-- START --
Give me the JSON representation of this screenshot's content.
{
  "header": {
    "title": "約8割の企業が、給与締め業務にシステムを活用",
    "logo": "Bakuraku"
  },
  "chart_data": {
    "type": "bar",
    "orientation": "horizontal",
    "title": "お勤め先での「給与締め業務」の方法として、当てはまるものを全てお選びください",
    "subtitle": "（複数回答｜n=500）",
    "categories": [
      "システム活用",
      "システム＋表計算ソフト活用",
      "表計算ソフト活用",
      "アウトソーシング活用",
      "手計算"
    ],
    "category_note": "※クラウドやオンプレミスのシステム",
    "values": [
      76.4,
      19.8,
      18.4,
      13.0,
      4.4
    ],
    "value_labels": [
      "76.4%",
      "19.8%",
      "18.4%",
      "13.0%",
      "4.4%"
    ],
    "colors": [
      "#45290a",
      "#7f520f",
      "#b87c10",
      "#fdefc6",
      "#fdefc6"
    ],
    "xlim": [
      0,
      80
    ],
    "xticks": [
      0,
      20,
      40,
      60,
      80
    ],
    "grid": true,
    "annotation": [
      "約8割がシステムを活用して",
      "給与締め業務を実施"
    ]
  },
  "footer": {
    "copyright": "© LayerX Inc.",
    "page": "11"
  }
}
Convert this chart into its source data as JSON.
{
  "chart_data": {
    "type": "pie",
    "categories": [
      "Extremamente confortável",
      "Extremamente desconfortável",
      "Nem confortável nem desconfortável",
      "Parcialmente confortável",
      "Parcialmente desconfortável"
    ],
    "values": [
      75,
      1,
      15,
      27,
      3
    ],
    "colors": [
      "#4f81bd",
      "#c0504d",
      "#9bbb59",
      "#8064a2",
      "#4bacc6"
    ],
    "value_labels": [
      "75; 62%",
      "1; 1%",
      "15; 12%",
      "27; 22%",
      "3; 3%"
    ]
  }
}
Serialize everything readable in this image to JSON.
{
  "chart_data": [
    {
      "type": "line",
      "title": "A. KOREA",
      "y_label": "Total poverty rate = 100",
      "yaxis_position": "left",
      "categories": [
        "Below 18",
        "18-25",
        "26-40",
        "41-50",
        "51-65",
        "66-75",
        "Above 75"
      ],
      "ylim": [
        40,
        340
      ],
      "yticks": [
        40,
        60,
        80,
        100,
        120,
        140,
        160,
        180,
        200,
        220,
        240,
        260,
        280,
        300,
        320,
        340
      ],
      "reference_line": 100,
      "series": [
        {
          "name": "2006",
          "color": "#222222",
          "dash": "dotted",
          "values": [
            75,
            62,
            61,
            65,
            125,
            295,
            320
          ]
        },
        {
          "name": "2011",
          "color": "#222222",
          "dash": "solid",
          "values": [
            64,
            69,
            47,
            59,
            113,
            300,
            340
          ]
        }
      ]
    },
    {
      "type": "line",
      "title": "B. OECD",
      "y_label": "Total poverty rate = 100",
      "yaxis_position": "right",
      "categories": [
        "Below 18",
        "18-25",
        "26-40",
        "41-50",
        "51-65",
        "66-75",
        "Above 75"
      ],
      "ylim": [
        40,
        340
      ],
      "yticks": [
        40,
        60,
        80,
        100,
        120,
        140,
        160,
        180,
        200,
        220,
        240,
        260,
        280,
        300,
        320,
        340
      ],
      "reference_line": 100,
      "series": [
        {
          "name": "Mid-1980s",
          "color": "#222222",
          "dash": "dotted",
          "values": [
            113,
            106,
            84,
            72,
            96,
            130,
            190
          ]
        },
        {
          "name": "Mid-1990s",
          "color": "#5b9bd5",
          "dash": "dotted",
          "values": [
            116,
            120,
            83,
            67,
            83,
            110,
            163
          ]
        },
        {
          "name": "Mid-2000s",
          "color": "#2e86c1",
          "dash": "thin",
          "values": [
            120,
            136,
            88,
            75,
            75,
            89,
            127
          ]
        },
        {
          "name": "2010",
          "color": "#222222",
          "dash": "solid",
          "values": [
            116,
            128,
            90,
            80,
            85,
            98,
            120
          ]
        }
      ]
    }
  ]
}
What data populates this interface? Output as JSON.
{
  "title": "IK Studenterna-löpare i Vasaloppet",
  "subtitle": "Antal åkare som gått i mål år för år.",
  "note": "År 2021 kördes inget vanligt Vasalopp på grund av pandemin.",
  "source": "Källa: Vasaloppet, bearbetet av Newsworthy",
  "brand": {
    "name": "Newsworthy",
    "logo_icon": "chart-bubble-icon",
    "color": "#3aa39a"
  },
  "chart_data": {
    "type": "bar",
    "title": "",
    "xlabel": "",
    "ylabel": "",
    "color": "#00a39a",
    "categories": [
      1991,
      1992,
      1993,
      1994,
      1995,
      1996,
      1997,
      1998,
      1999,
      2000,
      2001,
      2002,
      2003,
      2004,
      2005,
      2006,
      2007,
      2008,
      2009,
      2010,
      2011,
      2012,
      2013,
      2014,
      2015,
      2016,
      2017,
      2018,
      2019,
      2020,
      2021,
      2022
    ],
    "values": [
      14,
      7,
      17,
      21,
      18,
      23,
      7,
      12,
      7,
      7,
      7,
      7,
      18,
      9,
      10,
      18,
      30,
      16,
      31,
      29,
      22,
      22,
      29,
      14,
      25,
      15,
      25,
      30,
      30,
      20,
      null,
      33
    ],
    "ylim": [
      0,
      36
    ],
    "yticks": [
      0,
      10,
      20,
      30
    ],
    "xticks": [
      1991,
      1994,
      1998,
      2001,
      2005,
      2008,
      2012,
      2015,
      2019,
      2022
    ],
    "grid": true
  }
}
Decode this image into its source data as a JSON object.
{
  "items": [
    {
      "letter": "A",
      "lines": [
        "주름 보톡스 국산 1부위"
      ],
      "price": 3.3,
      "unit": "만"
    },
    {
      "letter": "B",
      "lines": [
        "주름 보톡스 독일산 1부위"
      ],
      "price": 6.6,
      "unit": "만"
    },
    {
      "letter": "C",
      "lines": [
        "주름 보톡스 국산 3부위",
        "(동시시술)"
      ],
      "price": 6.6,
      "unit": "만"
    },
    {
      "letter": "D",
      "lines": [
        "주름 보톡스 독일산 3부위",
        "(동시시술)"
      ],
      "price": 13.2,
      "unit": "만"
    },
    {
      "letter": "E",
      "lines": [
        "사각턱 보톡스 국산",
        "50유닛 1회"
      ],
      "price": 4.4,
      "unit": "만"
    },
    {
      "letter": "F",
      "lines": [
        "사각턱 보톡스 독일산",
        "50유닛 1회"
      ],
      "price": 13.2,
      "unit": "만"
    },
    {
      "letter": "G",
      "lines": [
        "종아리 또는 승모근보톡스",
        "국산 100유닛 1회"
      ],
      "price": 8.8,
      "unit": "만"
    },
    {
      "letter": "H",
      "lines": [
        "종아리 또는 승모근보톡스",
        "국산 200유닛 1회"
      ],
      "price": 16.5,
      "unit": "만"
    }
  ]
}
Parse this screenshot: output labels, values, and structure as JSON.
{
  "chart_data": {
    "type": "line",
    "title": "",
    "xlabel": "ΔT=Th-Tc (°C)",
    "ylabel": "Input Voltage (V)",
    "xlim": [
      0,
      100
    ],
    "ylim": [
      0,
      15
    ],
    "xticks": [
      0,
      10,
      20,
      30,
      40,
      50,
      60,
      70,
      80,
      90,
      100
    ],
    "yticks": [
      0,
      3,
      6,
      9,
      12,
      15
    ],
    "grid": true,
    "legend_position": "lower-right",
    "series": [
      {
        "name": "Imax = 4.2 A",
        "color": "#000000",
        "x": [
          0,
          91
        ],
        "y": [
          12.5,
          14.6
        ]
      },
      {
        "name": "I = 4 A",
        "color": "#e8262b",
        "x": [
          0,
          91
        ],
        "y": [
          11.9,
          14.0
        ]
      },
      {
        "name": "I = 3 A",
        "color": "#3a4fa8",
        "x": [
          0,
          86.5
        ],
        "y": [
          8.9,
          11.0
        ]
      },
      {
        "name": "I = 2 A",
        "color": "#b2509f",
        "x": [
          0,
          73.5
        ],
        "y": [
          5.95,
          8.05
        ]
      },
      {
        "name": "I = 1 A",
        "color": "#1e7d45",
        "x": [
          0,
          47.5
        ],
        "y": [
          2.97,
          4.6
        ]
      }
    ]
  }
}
-- END --
PROBLEM DETAILS |
Using the listing above, return all lines where the word "into" occurs.

ANSWER TO THIS EXERCISE |
Convert this chart into its source data as JSON.
Decode this image into its source data as a JSON object.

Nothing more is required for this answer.